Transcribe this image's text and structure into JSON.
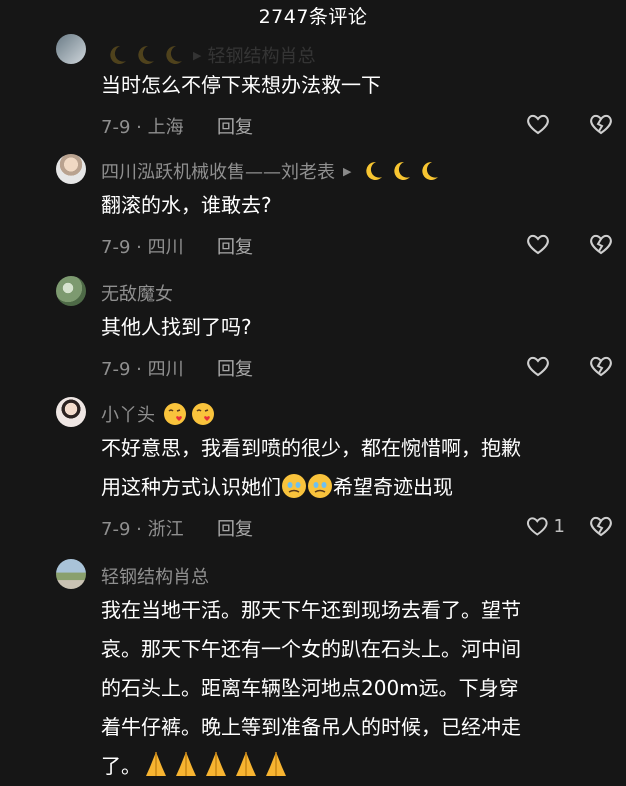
{
  "header": {
    "title": "2747条评论"
  },
  "comments": [
    {
      "name": "轻钢结构肖总",
      "text": "当时怎么不停下来想办法救一下",
      "meta": "7-9 · 上海",
      "reply": "回复",
      "likes": ""
    },
    {
      "name": "四川泓跃机械收售——刘老表",
      "text": "翻滚的水，谁敢去?",
      "meta": "7-9 · 四川",
      "reply": "回复",
      "likes": ""
    },
    {
      "name": "无敌魔女",
      "text": "其他人找到了吗?",
      "meta": "7-9 · 四川",
      "reply": "回复",
      "likes": ""
    },
    {
      "name": "小丫头",
      "text_line1": "不好意思，我看到喷的很少，都在惋惜啊，抱歉",
      "text_line2a": "用这种方式认识她们",
      "text_line2b": "希望奇迹出现",
      "meta": "7-9 · 浙江",
      "reply": "回复",
      "likes": "1"
    },
    {
      "name": "轻钢结构肖总",
      "lines": [
        "我在当地干活。那天下午还到现场去看了。望节",
        "哀。那天下午还有一个女的趴在石头上。河中间",
        "的石头上。距离车辆坠河地点200m远。下身穿",
        "着牛仔裤。晚上等到准备吊人的时候，已经冲走",
        "了。"
      ]
    }
  ],
  "icons": {
    "like": "heart-outline-icon",
    "dislike": "broken-heart-icon",
    "moon": "crescent-moon-emoji",
    "pray": "folded-hands-emoji",
    "kiss": "face-blowing-kiss-emoji",
    "teary": "face-holding-back-tears-emoji"
  },
  "colors": {
    "background": "#161616",
    "text": "#ffffff",
    "muted": "#8f8f8f"
  }
}
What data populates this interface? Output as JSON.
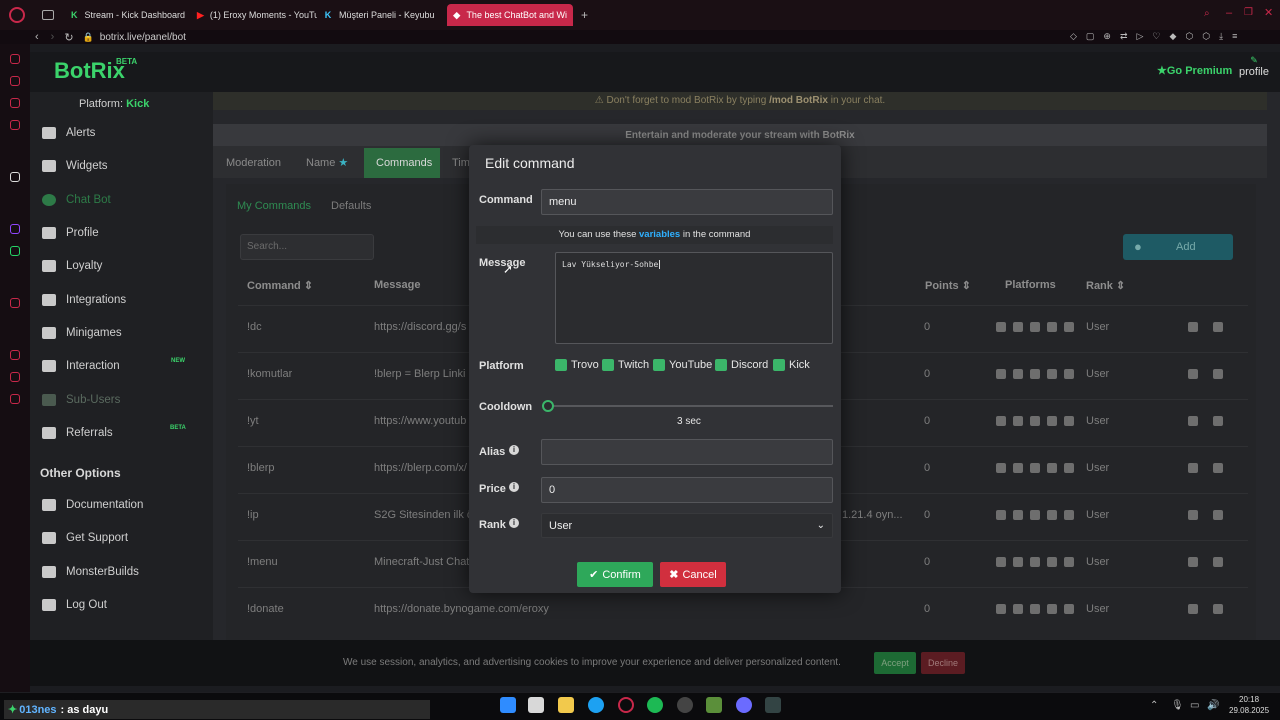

..............................

_Request_:
Pick out the lines containing the string "this".

_Written response_:
Transcribe this image's text and structure into JSON.
What data populates this interface? Output as JSON.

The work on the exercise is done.